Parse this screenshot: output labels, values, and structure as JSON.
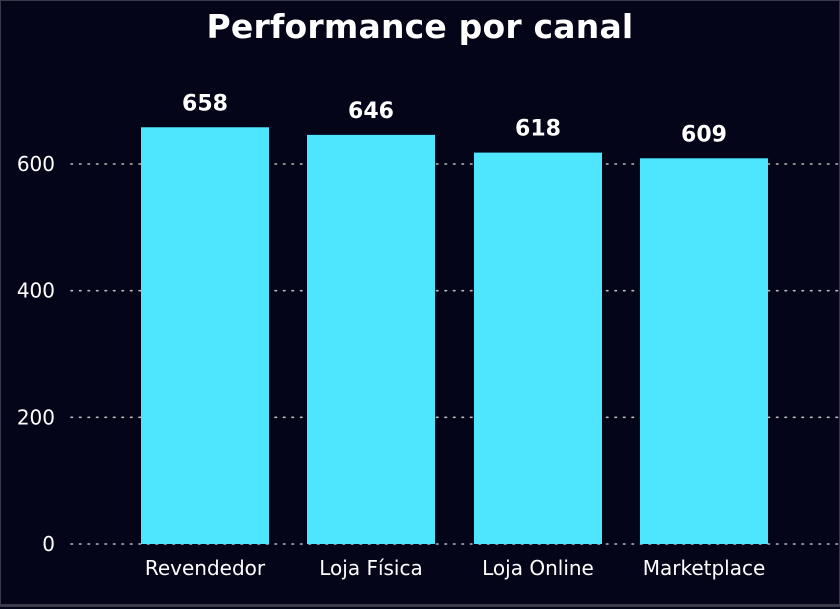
{
  "chart_data": {
    "type": "bar",
    "title": "Performance por canal",
    "xlabel": "",
    "ylabel": "",
    "categories": [
      "Revendedor",
      "Loja Física",
      "Loja Online",
      "Marketplace"
    ],
    "values": [
      658,
      646,
      618,
      609
    ],
    "value_labels": [
      "658",
      "646",
      "618",
      "609"
    ],
    "ylim": [
      0,
      700
    ],
    "yticks": [
      0,
      200,
      400,
      600
    ],
    "ytick_labels": [
      "0",
      "200",
      "400",
      "600"
    ],
    "grid": "horizontal dotted",
    "legend": "none",
    "bar_color": "#4ee6ff",
    "background_color": "#05051a",
    "text_color": "#ffffff",
    "grid_color": "#bbbbbb"
  }
}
--------------------------------------------------
Exercise aim :: Retype the listing exactly. Pictures do not belong in the copy.

Response below ::
Parse this screenshot: output labels, values, and structure as JSON.
{
  "chart_data": {
    "type": "bar",
    "title": "Performance por canal",
    "xlabel": "",
    "ylabel": "",
    "categories": [
      "Revendedor",
      "Loja Física",
      "Loja Online",
      "Marketplace"
    ],
    "values": [
      658,
      646,
      618,
      609
    ],
    "value_labels": [
      "658",
      "646",
      "618",
      "609"
    ],
    "ylim": [
      0,
      700
    ],
    "yticks": [
      0,
      200,
      400,
      600
    ],
    "ytick_labels": [
      "0",
      "200",
      "400",
      "600"
    ],
    "grid": "horizontal dotted",
    "legend": "none",
    "bar_color": "#4ee6ff",
    "background_color": "#05051a",
    "text_color": "#ffffff",
    "grid_color": "#bbbbbb"
  }
}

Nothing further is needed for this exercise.